Chart and figure data

— BEGIN —

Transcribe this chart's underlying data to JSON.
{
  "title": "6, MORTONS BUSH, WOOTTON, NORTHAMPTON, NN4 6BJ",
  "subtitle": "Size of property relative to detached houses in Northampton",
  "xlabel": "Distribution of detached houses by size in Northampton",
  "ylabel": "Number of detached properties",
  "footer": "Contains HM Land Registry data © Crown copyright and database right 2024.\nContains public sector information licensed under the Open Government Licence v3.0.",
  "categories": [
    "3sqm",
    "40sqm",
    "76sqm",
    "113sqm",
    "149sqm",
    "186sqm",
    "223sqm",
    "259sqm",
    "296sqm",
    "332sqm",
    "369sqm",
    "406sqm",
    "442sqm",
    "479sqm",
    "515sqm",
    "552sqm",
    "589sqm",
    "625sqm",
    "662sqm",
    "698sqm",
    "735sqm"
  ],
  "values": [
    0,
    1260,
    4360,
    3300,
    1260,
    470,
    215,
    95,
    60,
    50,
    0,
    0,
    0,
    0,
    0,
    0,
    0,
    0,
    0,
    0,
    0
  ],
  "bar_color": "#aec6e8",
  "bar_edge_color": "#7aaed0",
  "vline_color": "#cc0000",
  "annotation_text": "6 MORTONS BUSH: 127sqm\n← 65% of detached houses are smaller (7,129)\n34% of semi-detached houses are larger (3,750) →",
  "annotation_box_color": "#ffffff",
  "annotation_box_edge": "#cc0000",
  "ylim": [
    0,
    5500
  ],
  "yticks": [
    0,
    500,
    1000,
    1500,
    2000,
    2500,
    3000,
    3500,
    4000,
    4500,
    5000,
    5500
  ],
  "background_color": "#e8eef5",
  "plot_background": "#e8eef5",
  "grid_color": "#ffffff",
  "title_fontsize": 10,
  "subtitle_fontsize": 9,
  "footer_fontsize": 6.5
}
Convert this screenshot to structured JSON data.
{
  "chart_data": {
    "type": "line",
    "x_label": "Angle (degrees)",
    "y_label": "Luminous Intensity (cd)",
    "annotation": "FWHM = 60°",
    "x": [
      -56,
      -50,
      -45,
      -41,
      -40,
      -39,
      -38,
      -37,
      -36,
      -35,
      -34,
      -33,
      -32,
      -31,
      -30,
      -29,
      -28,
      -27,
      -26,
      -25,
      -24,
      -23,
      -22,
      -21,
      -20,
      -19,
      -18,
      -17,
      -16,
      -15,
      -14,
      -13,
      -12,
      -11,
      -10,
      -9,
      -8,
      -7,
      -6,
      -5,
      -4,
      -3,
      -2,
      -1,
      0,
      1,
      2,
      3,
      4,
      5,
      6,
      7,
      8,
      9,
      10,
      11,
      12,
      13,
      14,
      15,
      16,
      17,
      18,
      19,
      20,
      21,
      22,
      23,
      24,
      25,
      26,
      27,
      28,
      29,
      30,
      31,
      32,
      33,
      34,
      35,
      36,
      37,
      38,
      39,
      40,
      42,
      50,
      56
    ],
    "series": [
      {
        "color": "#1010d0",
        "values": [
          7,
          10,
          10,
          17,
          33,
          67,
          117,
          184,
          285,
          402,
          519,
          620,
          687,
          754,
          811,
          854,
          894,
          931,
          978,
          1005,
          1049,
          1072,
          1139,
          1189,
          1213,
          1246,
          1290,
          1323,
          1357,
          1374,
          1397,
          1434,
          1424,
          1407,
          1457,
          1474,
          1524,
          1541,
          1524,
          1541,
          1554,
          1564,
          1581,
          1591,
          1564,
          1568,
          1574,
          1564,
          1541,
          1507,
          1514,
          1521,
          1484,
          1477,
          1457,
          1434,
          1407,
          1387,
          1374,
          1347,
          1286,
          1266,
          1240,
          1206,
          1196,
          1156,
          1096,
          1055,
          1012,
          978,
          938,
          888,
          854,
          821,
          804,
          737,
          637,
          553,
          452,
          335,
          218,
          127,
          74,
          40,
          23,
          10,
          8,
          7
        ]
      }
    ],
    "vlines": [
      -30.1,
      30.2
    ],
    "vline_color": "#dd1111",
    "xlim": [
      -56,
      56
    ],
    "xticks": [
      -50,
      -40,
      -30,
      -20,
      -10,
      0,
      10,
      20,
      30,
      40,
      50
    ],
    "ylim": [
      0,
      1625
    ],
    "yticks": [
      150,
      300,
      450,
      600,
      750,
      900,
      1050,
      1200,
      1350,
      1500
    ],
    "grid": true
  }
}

— END —
— BEGIN —

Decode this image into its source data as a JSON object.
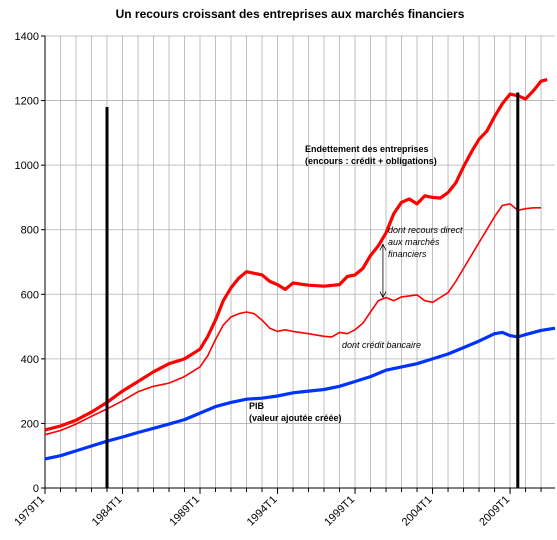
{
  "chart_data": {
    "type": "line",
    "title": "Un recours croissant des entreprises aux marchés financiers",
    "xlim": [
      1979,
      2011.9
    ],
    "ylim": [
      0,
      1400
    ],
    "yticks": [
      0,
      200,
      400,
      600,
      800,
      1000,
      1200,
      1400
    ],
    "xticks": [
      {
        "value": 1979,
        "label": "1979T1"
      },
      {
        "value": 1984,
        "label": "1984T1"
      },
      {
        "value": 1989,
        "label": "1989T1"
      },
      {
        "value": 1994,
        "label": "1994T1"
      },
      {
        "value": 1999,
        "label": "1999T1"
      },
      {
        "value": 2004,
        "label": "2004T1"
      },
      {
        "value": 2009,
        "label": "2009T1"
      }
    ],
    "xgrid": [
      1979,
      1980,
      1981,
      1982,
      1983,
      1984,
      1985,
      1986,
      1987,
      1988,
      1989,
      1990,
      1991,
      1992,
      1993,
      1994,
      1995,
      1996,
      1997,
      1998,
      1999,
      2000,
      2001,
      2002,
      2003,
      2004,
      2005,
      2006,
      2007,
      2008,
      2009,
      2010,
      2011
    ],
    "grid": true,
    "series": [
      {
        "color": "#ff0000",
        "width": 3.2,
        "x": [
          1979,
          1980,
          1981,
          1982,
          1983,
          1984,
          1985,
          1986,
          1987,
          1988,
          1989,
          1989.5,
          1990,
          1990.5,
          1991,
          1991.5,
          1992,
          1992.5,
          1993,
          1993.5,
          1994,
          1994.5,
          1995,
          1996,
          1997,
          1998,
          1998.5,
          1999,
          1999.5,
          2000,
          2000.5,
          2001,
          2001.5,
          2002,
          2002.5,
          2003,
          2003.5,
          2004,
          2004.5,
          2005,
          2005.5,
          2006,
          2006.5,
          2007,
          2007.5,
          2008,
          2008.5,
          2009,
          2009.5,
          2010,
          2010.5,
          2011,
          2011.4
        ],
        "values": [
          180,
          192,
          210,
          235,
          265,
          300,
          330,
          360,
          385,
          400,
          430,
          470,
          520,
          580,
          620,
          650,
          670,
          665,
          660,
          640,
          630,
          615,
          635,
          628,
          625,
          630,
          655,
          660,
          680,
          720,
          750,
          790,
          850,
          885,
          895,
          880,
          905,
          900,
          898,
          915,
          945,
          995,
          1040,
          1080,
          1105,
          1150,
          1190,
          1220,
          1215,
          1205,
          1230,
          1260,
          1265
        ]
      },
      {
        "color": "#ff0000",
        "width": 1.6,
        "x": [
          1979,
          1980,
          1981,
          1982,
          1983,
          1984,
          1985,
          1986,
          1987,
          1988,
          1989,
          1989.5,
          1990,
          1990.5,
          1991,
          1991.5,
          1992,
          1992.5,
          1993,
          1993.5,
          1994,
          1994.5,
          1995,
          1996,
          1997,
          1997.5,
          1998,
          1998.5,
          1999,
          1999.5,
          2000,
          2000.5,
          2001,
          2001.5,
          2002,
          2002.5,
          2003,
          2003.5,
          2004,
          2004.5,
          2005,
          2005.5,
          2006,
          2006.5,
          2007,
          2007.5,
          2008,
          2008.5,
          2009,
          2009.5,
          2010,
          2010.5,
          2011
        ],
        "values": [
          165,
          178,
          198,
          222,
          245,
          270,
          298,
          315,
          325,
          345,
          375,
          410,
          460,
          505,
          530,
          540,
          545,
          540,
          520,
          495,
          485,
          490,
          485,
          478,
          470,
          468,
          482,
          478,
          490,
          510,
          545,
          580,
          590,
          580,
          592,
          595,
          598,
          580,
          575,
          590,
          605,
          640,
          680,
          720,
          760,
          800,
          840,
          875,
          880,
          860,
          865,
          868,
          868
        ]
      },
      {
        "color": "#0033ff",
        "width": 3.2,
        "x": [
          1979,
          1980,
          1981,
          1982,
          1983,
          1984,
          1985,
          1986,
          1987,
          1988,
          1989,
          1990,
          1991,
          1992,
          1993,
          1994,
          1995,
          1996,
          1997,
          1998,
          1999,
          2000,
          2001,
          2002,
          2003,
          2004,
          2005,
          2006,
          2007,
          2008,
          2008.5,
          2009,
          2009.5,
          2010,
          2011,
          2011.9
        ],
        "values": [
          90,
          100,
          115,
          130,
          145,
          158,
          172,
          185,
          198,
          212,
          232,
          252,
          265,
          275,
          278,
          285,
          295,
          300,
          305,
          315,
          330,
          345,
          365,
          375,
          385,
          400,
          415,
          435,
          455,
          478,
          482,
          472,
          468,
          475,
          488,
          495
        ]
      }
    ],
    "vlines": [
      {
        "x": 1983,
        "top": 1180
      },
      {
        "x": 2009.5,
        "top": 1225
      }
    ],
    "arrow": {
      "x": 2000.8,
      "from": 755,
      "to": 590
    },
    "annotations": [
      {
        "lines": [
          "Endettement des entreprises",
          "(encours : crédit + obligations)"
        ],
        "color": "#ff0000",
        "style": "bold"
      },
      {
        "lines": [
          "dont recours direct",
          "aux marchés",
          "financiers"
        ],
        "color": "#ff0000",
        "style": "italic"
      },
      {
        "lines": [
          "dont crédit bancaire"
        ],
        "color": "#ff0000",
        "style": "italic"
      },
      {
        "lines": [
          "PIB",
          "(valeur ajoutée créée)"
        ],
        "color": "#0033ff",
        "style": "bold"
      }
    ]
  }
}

— END —

Your answer should be a single number: the count of lines in the material above that contain "this".

# The response
3